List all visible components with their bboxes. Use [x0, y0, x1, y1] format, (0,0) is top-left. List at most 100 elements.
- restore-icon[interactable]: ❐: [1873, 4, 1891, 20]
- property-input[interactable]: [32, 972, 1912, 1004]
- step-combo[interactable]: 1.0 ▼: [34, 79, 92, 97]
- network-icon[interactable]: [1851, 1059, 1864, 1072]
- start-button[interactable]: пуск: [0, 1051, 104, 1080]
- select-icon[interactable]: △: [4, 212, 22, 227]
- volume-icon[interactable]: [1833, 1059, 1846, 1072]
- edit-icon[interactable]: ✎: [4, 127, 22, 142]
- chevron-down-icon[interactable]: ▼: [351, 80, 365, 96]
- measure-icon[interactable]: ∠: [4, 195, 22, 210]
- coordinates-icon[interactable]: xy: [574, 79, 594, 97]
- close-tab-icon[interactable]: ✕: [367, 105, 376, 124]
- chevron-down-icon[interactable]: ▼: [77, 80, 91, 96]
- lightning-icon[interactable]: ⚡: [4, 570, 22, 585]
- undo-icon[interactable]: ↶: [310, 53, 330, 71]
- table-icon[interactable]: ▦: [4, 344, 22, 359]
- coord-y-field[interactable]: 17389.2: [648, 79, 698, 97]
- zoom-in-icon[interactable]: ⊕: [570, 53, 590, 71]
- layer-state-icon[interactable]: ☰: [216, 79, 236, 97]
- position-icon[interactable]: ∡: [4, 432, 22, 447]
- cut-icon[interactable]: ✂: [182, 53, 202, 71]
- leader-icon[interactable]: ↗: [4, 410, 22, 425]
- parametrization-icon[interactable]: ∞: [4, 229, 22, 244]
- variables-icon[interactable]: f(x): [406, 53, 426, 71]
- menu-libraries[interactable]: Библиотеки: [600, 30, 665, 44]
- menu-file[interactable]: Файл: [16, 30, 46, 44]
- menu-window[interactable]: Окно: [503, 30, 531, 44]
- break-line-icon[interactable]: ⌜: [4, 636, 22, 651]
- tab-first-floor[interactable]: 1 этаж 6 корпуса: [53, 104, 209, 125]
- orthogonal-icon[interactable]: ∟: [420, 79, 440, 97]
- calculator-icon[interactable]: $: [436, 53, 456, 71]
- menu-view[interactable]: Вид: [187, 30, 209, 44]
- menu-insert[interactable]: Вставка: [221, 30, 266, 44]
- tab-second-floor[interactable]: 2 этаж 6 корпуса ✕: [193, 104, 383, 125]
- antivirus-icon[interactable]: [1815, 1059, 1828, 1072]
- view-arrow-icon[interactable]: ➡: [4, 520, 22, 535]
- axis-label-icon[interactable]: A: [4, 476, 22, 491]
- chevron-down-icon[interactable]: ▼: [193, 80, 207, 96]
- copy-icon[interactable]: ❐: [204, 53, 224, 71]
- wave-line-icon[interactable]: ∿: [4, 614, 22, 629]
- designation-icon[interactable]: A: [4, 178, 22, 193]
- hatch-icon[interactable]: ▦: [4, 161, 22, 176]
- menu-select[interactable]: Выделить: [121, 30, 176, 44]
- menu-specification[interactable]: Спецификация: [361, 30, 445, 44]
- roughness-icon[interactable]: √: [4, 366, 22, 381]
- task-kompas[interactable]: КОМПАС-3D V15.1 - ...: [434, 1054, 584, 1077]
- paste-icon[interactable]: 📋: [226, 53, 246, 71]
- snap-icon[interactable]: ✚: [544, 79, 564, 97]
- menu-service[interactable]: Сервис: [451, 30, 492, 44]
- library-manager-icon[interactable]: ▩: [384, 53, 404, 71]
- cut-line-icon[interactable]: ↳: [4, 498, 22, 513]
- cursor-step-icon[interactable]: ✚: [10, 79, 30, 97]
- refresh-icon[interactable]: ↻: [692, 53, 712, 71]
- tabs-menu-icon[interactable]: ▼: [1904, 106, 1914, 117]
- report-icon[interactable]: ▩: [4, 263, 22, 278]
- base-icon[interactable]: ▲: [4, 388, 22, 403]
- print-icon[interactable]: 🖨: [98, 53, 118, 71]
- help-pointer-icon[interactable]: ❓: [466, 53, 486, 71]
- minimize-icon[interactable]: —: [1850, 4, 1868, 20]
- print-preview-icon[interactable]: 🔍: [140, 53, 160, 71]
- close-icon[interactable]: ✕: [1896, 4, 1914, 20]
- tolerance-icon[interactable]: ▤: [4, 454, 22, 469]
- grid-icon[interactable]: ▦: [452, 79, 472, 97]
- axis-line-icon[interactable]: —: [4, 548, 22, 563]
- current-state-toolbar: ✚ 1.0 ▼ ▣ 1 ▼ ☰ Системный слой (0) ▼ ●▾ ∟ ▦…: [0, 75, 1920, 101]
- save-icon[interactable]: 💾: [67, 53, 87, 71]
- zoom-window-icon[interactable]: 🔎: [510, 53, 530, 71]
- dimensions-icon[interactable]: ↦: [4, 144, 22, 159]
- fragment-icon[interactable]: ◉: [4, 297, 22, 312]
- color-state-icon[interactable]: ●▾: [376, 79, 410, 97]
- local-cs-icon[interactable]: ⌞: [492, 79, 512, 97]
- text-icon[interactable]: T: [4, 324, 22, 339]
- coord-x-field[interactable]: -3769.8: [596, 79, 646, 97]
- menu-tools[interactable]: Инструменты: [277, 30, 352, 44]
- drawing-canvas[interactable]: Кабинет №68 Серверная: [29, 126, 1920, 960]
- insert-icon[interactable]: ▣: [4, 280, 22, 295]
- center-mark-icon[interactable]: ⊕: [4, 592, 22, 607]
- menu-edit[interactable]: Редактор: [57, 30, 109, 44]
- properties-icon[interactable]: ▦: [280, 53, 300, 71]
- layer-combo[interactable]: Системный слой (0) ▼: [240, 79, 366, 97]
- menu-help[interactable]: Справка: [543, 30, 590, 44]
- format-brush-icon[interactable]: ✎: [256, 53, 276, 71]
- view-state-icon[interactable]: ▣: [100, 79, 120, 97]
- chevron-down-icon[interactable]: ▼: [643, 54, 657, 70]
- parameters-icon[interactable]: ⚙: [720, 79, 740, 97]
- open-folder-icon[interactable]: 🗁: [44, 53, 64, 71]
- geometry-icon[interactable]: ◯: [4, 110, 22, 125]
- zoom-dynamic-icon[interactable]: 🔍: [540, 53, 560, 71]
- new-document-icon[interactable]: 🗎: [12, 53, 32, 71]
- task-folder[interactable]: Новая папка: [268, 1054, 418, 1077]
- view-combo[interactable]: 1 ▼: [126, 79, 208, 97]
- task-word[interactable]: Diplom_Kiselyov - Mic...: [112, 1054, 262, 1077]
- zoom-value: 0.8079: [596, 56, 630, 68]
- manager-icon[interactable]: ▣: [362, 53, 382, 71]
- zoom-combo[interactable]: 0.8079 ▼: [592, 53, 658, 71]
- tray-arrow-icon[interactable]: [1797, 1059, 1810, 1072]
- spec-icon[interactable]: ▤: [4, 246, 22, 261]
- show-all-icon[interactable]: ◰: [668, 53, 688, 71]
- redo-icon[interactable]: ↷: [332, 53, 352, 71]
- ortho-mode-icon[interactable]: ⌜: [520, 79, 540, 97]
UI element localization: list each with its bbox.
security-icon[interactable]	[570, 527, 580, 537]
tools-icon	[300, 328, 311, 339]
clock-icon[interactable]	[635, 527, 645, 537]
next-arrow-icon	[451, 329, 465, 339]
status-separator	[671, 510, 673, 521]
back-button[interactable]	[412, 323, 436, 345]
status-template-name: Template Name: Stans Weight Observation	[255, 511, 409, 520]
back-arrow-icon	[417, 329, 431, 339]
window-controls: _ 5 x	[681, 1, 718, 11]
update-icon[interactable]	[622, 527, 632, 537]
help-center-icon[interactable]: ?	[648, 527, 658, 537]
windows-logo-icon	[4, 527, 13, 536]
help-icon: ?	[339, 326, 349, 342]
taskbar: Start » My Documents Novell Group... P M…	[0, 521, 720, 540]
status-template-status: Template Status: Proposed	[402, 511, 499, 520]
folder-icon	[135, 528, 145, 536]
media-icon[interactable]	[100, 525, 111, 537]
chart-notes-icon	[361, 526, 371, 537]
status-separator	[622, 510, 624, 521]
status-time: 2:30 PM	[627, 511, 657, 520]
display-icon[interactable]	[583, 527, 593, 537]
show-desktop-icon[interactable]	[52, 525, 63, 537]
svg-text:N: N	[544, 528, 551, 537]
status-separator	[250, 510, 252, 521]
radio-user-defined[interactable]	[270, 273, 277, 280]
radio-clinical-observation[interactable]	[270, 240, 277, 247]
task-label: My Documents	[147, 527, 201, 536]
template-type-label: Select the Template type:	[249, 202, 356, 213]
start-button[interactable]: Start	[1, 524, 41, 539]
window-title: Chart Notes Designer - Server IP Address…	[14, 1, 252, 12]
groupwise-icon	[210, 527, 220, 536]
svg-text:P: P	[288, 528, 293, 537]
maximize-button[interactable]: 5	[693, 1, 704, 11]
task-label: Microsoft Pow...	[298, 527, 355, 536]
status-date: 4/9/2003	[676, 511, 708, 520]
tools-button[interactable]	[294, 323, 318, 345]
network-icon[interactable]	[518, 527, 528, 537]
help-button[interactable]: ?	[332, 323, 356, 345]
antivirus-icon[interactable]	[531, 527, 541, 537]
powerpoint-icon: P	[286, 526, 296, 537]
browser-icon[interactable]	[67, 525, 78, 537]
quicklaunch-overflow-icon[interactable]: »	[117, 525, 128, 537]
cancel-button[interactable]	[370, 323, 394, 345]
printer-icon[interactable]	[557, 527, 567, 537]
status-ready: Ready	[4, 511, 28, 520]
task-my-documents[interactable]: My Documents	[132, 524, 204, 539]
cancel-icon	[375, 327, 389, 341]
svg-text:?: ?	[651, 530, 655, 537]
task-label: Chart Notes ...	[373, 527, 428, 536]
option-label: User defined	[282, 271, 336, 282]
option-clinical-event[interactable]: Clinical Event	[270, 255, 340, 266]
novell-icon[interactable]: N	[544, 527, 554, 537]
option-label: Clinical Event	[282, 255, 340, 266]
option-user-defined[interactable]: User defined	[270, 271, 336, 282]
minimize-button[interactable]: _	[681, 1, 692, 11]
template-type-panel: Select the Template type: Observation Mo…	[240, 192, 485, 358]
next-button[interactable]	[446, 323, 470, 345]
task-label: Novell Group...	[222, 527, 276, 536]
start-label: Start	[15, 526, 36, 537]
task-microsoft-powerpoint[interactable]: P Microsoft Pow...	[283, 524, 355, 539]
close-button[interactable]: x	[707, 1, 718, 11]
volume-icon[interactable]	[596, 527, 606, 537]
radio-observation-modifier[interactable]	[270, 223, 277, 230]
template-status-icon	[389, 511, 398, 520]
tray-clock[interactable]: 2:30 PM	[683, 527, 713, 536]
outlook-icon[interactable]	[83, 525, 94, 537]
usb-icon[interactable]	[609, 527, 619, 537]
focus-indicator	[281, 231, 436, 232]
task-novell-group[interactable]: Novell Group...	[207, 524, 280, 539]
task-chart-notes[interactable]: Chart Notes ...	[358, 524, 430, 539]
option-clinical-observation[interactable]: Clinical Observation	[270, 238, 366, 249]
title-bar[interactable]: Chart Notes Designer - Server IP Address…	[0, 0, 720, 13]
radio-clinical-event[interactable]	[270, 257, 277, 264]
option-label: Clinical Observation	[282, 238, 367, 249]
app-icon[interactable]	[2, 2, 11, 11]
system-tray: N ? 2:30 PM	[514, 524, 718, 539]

Exercise aim: Each line of the data above containing the string "antivirus" is to be copied.

Exercise result:
- antivirus-icon[interactable]: [1815, 1059, 1828, 1072]
antivirus-icon[interactable]	[531, 527, 541, 537]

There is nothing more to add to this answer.